▶ WHAT TO WORK ON:
Copy each line exactly.

▶ EXERCISE INPUTS:

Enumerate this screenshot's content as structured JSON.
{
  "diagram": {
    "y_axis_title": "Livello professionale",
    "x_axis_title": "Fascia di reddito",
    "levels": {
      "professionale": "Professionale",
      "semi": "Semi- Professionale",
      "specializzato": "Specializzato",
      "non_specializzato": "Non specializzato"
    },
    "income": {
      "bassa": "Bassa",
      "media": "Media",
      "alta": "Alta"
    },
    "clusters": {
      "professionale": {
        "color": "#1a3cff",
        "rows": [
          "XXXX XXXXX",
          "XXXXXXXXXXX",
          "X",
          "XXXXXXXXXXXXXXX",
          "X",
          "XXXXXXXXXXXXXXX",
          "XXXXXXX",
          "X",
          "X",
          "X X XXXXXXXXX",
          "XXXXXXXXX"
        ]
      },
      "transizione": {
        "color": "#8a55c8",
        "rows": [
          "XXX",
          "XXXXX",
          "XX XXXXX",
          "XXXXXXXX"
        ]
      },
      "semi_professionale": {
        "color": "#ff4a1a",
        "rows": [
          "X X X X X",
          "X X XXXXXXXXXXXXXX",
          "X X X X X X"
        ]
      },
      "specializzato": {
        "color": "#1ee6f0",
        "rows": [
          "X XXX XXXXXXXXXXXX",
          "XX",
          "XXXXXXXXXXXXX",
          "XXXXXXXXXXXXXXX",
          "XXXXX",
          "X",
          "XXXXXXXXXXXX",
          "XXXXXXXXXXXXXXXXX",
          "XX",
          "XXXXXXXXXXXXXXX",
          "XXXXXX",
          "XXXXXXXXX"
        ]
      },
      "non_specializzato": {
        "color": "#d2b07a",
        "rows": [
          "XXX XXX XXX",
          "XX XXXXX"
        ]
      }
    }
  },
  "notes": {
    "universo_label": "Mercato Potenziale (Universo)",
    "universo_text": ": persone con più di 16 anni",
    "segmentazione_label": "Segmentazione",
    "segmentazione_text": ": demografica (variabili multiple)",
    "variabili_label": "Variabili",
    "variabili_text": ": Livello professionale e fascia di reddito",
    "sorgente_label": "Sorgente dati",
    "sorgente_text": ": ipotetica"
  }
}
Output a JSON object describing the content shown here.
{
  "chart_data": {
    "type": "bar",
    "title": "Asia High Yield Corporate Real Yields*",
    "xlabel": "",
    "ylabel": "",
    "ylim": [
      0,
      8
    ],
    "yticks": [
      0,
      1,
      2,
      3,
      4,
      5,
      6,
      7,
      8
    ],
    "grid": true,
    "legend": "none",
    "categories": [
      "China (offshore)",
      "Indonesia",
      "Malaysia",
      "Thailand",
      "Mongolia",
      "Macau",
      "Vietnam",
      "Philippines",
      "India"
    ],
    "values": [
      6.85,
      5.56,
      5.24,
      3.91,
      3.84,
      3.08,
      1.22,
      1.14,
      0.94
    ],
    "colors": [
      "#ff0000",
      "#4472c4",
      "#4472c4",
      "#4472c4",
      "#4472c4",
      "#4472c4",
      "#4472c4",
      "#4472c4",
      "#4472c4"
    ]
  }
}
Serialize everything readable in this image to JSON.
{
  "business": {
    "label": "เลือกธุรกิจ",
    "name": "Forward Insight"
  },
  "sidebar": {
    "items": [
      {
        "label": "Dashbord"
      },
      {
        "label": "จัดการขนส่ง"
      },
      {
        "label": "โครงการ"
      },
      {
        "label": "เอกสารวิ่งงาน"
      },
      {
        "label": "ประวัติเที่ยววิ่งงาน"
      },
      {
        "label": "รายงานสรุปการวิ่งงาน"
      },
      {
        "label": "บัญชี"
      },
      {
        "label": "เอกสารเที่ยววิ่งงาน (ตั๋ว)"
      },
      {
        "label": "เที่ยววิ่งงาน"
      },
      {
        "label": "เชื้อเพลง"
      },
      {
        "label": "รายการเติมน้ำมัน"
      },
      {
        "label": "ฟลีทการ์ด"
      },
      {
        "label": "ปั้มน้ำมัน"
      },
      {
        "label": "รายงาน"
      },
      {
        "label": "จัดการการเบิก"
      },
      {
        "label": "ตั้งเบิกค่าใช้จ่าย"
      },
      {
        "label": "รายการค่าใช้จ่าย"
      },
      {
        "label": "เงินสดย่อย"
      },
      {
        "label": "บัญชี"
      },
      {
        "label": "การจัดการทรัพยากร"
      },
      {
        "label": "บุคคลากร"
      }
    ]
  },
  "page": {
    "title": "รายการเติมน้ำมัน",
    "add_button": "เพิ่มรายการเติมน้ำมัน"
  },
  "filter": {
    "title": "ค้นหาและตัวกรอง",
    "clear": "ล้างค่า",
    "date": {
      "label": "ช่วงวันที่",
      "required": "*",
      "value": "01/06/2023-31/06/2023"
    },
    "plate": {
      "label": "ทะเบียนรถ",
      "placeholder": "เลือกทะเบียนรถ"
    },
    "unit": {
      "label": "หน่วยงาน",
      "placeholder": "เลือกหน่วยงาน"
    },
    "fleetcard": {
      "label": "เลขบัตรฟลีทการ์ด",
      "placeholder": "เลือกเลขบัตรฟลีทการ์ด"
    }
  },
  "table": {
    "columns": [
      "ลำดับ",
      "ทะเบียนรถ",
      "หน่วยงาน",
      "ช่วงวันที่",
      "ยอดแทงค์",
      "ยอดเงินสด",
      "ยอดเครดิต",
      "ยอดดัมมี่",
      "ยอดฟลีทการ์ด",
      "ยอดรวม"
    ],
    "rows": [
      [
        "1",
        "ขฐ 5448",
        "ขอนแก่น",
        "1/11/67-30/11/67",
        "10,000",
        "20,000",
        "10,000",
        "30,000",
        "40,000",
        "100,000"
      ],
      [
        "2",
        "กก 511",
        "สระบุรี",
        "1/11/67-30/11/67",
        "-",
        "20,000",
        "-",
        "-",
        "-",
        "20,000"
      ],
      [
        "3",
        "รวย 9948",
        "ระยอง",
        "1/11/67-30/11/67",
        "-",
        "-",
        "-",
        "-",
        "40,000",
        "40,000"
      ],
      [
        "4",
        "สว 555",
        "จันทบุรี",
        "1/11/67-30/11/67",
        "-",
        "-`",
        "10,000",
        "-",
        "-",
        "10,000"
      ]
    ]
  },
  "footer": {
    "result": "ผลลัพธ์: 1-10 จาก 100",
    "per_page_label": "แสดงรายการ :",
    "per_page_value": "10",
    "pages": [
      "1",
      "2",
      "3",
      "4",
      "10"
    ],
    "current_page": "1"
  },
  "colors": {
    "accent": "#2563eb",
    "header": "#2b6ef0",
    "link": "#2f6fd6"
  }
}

▶ RESULT FOR THIS EXERCISE:
Enumerate this screenshot's content as structured JSON.
{
  "diagram": {
    "y_axis_title": "Livello professionale",
    "x_axis_title": "Fascia di reddito",
    "levels": {
      "professionale": "Professionale",
      "semi": "Semi- Professionale",
      "specializzato": "Specializzato",
      "non_specializzato": "Non specializzato"
    },
    "income": {
      "bassa": "Bassa",
      "media": "Media",
      "alta": "Alta"
    },
    "clusters": {
      "professionale": {
        "color": "#1a3cff",
        "rows": [
          "XXXX XXXXX",
          "XXXXXXXXXXX",
          "X",
          "XXXXXXXXXXXXXXX",
          "X",
          "XXXXXXXXXXXXXXX",
          "XXXXXXX",
          "X",
          "X",
          "X X XXXXXXXXX",
          "XXXXXXXXX"
        ]
      },
      "transizione": {
        "color": "#8a55c8",
        "rows": [
          "XXX",
          "XXXXX",
          "XX XXXXX",
          "XXXXXXXX"
        ]
      },
      "semi_professionale": {
        "color": "#ff4a1a",
        "rows": [
          "X X X X X",
          "X X XXXXXXXXXXXXXX",
          "X X X X X X"
        ]
      },
      "specializzato": {
        "color": "#1ee6f0",
        "rows": [
          "X XXX XXXXXXXXXXXX",
          "XX",
          "XXXXXXXXXXXXX",
          "XXXXXXXXXXXXXXX",
          "XXXXX",
          "X",
          "XXXXXXXXXXXX",
          "XXXXXXXXXXXXXXXXX",
          "XX",
          "XXXXXXXXXXXXXXX",
          "XXXXXX",
          "XXXXXXXXX"
        ]
      },
      "non_specializzato": {
        "color": "#d2b07a",
        "rows": [
          "XXX XXX XXX",
          "XX XXXXX"
        ]
      }
    }
  },
  "notes": {
    "universo_label": "Mercato Potenziale (Universo)",
    "universo_text": ": persone con più di 16 anni",
    "segmentazione_label": "Segmentazione",
    "segmentazione_text": ": demografica (variabili multiple)",
    "variabili_label": "Variabili",
    "variabili_text": ": Livello professionale e fascia di reddito",
    "sorgente_label": "Sorgente dati",
    "sorgente_text": ": ipotetica"
  }
}
Output a JSON object describing the content shown here.
{
  "chart_data": {
    "type": "bar",
    "title": "Asia High Yield Corporate Real Yields*",
    "xlabel": "",
    "ylabel": "",
    "ylim": [
      0,
      8
    ],
    "yticks": [
      0,
      1,
      2,
      3,
      4,
      5,
      6,
      7,
      8
    ],
    "grid": true,
    "legend": "none",
    "categories": [
      "China (offshore)",
      "Indonesia",
      "Malaysia",
      "Thailand",
      "Mongolia",
      "Macau",
      "Vietnam",
      "Philippines",
      "India"
    ],
    "values": [
      6.85,
      5.56,
      5.24,
      3.91,
      3.84,
      3.08,
      1.22,
      1.14,
      0.94
    ],
    "colors": [
      "#ff0000",
      "#4472c4",
      "#4472c4",
      "#4472c4",
      "#4472c4",
      "#4472c4",
      "#4472c4",
      "#4472c4",
      "#4472c4"
    ]
  }
}
Serialize everything readable in this image to JSON.
{
  "business": {
    "label": "เลือกธุรกิจ",
    "name": "Forward Insight"
  },
  "sidebar": {
    "items": [
      {
        "label": "Dashbord"
      },
      {
        "label": "จัดการขนส่ง"
      },
      {
        "label": "โครงการ"
      },
      {
        "label": "เอกสารวิ่งงาน"
      },
      {
        "label": "ประวัติเที่ยววิ่งงาน"
      },
      {
        "label": "รายงานสรุปการวิ่งงาน"
      },
      {
        "label": "บัญชี"
      },
      {
        "label": "เอกสารเที่ยววิ่งงาน (ตั๋ว)"
      },
      {
        "label": "เที่ยววิ่งงาน"
      },
      {
        "label": "เชื้อเพลง"
      },
      {
        "label": "รายการเติมน้ำมัน"
      },
      {
        "label": "ฟลีทการ์ด"
      },
      {
        "label": "ปั้มน้ำมัน"
      },
      {
        "label": "รายงาน"
      },
      {
        "label": "จัดการการเบิก"
      },
      {
        "label": "ตั้งเบิกค่าใช้จ่าย"
      },
      {
        "label": "รายการค่าใช้จ่าย"
      },
      {
        "label": "เงินสดย่อย"
      },
      {
        "label": "บัญชี"
      },
      {
        "label": "การจัดการทรัพยากร"
      },
      {
        "label": "บุคคลากร"
      }
    ]
  },
  "page": {
    "title": "รายการเติมน้ำมัน",
    "add_button": "เพิ่มรายการเติมน้ำมัน"
  },
  "filter": {
    "title": "ค้นหาและตัวกรอง",
    "clear": "ล้างค่า",
    "date": {
      "label": "ช่วงวันที่",
      "required": "*",
      "value": "01/06/2023-31/06/2023"
    },
    "plate": {
      "label": "ทะเบียนรถ",
      "placeholder": "เลือกทะเบียนรถ"
    },
    "unit": {
      "label": "หน่วยงาน",
      "placeholder": "เลือกหน่วยงาน"
    },
    "fleetcard": {
      "label": "เลขบัตรฟลีทการ์ด",
      "placeholder": "เลือกเลขบัตรฟลีทการ์ด"
    }
  },
  "table": {
    "columns": [
      "ลำดับ",
      "ทะเบียนรถ",
      "หน่วยงาน",
      "ช่วงวันที่",
      "ยอดแทงค์",
      "ยอดเงินสด",
      "ยอดเครดิต",
      "ยอดดัมมี่",
      "ยอดฟลีทการ์ด",
      "ยอดรวม"
    ],
    "rows": [
      [
        "1",
        "ขฐ 5448",
        "ขอนแก่น",
        "1/11/67-30/11/67",
        "10,000",
        "20,000",
        "10,000",
        "30,000",
        "40,000",
        "100,000"
      ],
      [
        "2",
        "กก 511",
        "สระบุรี",
        "1/11/67-30/11/67",
        "-",
        "20,000",
        "-",
        "-",
        "-",
        "20,000"
      ],
      [
        "3",
        "รวย 9948",
        "ระยอง",
        "1/11/67-30/11/67",
        "-",
        "-",
        "-",
        "-",
        "40,000",
        "40,000"
      ],
      [
        "4",
        "สว 555",
        "จันทบุรี",
        "1/11/67-30/11/67",
        "-",
        "-`",
        "10,000",
        "-",
        "-",
        "10,000"
      ]
    ]
  },
  "footer": {
    "result": "ผลลัพธ์: 1-10 จาก 100",
    "per_page_label": "แสดงรายการ :",
    "per_page_value": "10",
    "pages": [
      "1",
      "2",
      "3",
      "4",
      "10"
    ],
    "current_page": "1"
  },
  "colors": {
    "accent": "#2563eb",
    "header": "#2b6ef0",
    "link": "#2f6fd6"
  }
}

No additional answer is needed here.